[Items from a data source]
** Begin **

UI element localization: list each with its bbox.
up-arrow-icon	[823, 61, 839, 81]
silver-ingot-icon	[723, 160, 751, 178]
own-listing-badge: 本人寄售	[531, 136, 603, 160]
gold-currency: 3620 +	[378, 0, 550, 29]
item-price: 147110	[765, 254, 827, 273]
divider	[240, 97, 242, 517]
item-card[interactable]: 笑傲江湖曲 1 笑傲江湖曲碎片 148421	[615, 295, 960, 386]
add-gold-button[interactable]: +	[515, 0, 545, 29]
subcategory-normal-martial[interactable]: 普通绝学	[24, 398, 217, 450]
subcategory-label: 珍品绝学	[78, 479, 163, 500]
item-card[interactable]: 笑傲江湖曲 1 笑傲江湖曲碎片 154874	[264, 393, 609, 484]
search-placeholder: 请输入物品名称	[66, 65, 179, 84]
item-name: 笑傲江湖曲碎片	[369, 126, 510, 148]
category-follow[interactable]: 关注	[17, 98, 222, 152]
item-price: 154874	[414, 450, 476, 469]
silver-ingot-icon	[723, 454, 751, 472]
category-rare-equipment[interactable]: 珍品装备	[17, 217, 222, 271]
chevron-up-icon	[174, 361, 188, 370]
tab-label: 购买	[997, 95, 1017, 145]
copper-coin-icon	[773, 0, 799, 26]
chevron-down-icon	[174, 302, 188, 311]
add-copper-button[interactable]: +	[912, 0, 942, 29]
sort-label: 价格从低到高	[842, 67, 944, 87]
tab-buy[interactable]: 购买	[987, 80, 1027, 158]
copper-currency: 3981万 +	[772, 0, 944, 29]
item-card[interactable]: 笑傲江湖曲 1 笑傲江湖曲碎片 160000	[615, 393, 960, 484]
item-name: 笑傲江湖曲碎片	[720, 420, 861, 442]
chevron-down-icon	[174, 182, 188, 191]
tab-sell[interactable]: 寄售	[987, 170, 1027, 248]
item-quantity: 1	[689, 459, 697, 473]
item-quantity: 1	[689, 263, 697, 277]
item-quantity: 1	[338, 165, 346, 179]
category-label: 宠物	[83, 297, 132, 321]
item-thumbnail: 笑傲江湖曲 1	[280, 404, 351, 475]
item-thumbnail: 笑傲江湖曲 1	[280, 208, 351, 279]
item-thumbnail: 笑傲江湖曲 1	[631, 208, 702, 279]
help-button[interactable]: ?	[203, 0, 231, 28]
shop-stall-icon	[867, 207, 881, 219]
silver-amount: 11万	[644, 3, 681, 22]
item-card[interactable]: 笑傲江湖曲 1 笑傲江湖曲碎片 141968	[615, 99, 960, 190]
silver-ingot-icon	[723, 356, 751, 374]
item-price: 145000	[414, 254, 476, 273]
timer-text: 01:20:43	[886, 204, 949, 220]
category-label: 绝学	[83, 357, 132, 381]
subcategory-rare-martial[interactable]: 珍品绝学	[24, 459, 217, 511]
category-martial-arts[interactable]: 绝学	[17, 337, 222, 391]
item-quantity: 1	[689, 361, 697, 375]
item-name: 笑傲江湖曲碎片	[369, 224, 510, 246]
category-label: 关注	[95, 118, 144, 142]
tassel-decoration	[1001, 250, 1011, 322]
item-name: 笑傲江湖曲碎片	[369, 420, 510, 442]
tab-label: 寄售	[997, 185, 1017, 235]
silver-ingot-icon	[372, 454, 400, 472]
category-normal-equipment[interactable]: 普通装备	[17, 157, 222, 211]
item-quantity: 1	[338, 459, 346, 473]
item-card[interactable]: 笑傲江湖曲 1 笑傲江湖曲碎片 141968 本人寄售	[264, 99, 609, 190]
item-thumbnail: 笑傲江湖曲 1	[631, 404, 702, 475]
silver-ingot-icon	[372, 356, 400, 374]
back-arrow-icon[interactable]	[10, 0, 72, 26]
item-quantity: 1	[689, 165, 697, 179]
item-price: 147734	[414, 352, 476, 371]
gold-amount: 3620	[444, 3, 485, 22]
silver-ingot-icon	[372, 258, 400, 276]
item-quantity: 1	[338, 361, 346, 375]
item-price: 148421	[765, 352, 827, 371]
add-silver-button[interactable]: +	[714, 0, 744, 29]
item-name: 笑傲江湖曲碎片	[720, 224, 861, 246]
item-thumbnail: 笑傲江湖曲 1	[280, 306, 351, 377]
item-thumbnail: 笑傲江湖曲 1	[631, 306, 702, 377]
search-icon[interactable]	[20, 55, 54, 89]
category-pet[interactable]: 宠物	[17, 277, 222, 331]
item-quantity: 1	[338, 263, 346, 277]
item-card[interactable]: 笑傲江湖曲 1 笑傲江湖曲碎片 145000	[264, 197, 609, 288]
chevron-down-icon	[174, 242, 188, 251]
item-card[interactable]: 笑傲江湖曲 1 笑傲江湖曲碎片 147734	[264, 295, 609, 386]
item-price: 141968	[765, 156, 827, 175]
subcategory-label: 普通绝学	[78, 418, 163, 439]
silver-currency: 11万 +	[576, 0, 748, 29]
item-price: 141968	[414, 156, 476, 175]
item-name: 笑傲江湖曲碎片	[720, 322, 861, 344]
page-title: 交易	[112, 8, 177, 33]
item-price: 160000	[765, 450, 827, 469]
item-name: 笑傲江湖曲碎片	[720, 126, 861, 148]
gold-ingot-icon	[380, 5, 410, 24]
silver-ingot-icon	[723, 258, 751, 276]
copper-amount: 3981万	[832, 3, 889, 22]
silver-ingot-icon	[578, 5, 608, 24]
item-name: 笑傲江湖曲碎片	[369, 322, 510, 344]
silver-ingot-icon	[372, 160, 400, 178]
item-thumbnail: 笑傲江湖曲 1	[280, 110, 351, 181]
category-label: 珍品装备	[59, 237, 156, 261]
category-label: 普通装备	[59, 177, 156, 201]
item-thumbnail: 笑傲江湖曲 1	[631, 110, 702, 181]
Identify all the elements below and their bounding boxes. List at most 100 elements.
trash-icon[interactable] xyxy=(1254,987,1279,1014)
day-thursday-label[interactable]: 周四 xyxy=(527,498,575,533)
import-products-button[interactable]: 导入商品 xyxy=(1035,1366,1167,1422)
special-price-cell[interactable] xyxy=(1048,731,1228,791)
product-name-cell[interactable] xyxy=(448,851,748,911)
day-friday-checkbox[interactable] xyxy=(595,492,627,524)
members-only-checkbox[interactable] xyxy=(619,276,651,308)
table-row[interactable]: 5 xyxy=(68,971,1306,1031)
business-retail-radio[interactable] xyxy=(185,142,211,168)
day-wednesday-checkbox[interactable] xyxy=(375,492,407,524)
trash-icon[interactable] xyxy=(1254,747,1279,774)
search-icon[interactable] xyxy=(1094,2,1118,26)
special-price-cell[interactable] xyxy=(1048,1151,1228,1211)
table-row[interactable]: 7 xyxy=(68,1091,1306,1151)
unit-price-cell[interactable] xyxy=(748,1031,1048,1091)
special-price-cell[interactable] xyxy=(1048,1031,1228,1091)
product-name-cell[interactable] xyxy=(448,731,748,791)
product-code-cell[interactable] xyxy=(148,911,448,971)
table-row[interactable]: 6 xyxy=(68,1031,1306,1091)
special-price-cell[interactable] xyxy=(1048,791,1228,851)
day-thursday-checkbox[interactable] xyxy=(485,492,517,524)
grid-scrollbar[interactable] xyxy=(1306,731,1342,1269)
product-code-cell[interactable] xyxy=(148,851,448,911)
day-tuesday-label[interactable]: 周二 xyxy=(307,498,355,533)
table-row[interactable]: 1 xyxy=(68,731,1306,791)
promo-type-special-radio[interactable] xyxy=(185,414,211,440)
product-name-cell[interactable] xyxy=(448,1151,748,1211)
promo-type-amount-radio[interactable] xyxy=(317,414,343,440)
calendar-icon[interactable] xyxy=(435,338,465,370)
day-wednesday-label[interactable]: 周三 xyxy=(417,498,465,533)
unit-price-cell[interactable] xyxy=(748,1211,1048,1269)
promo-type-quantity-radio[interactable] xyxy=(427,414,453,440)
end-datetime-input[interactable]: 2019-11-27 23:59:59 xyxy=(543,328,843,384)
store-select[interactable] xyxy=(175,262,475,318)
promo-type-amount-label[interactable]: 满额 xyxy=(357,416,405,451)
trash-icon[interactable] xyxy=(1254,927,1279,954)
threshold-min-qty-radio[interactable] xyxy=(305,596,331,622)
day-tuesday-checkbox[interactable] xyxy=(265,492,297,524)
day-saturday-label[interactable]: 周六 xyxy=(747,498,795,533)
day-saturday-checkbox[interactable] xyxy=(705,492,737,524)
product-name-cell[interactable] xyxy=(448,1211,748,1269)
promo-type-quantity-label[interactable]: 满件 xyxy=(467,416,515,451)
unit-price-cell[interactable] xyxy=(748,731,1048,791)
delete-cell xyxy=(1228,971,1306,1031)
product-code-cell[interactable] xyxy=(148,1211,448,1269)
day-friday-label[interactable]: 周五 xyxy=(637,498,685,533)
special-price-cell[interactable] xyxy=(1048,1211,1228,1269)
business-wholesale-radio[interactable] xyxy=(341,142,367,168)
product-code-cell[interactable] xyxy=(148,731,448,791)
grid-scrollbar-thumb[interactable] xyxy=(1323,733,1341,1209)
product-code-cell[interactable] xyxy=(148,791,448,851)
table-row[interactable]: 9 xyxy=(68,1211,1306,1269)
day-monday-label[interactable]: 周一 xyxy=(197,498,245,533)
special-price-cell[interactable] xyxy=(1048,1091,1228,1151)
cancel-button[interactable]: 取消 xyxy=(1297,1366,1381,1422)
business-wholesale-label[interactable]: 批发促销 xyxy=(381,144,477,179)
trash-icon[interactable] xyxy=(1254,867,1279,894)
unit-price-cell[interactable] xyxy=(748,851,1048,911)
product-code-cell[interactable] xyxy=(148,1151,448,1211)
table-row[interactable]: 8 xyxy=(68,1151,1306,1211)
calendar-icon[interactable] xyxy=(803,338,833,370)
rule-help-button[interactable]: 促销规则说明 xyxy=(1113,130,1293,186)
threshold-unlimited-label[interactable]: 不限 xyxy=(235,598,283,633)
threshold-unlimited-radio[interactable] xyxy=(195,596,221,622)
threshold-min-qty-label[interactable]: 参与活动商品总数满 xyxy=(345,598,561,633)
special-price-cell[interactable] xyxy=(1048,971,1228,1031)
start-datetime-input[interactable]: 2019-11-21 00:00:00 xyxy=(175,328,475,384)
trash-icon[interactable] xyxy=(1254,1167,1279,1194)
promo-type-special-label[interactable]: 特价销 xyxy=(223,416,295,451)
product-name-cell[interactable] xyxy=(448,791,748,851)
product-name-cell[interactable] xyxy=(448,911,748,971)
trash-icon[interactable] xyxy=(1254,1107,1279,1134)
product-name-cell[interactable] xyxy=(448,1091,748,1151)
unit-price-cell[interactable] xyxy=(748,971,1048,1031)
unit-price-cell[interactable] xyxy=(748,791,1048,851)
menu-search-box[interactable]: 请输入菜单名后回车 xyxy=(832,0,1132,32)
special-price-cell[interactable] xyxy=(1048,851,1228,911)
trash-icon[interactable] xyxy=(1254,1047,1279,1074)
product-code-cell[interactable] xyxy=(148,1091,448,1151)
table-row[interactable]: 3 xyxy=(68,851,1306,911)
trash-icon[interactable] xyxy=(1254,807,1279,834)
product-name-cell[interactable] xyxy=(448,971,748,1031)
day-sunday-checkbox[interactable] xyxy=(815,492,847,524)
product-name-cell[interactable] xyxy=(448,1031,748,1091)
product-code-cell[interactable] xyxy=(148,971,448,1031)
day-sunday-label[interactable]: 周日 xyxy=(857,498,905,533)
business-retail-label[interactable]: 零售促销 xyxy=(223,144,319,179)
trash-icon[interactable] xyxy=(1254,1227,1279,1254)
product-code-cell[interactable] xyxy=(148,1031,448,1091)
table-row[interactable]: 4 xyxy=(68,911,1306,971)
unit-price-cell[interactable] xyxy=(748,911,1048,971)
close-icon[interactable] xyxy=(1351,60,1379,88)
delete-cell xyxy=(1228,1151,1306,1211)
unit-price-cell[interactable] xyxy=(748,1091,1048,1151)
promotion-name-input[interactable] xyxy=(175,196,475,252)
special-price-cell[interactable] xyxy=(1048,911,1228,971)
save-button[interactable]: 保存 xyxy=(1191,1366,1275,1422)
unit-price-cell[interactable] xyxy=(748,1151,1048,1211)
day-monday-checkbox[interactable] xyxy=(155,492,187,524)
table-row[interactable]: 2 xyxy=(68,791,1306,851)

** End **

### To do
Starting from the first row and ending with the line that contains "204, 949, 220]", rewrite the rows with "silver-ingot-icon" changed to "silver-coin-icon" everywhere it appears. Leave everything else the same.

### Reply to the exercise
UI element localization: list each with its bbox.
up-arrow-icon	[823, 61, 839, 81]
silver-coin-icon	[723, 160, 751, 178]
own-listing-badge: 本人寄售	[531, 136, 603, 160]
gold-currency: 3620 +	[378, 0, 550, 29]
item-price: 147110	[765, 254, 827, 273]
divider	[240, 97, 242, 517]
item-card[interactable]: 笑傲江湖曲 1 笑傲江湖曲碎片 148421	[615, 295, 960, 386]
add-gold-button[interactable]: +	[515, 0, 545, 29]
subcategory-normal-martial[interactable]: 普通绝学	[24, 398, 217, 450]
subcategory-label: 珍品绝学	[78, 479, 163, 500]
item-card[interactable]: 笑傲江湖曲 1 笑傲江湖曲碎片 154874	[264, 393, 609, 484]
search-placeholder: 请输入物品名称	[66, 65, 179, 84]
item-name: 笑傲江湖曲碎片	[369, 126, 510, 148]
category-follow[interactable]: 关注	[17, 98, 222, 152]
item-price: 154874	[414, 450, 476, 469]
silver-coin-icon	[723, 454, 751, 472]
category-rare-equipment[interactable]: 珍品装备	[17, 217, 222, 271]
chevron-up-icon	[174, 361, 188, 370]
tab-label: 购买	[997, 95, 1017, 145]
copper-coin-icon	[773, 0, 799, 26]
chevron-down-icon	[174, 302, 188, 311]
add-copper-button[interactable]: +	[912, 0, 942, 29]
sort-label: 价格从低到高	[842, 67, 944, 87]
tab-buy[interactable]: 购买	[987, 80, 1027, 158]
copper-currency: 3981万 +	[772, 0, 944, 29]
item-card[interactable]: 笑傲江湖曲 1 笑傲江湖曲碎片 160000	[615, 393, 960, 484]
item-name: 笑傲江湖曲碎片	[720, 420, 861, 442]
chevron-down-icon	[174, 182, 188, 191]
tab-sell[interactable]: 寄售	[987, 170, 1027, 248]
item-quantity: 1	[689, 459, 697, 473]
item-quantity: 1	[689, 263, 697, 277]
item-quantity: 1	[338, 165, 346, 179]
category-label: 宠物	[83, 297, 132, 321]
item-thumbnail: 笑傲江湖曲 1	[280, 404, 351, 475]
item-thumbnail: 笑傲江湖曲 1	[280, 208, 351, 279]
item-thumbnail: 笑傲江湖曲 1	[631, 208, 702, 279]
help-button[interactable]: ?	[203, 0, 231, 28]
shop-stall-icon	[867, 207, 881, 219]
silver-amount: 11万	[644, 3, 681, 22]
item-card[interactable]: 笑傲江湖曲 1 笑傲江湖曲碎片 141968	[615, 99, 960, 190]
silver-coin-icon	[723, 356, 751, 374]
item-price: 145000	[414, 254, 476, 273]
timer-text: 01:20:43	[886, 204, 949, 220]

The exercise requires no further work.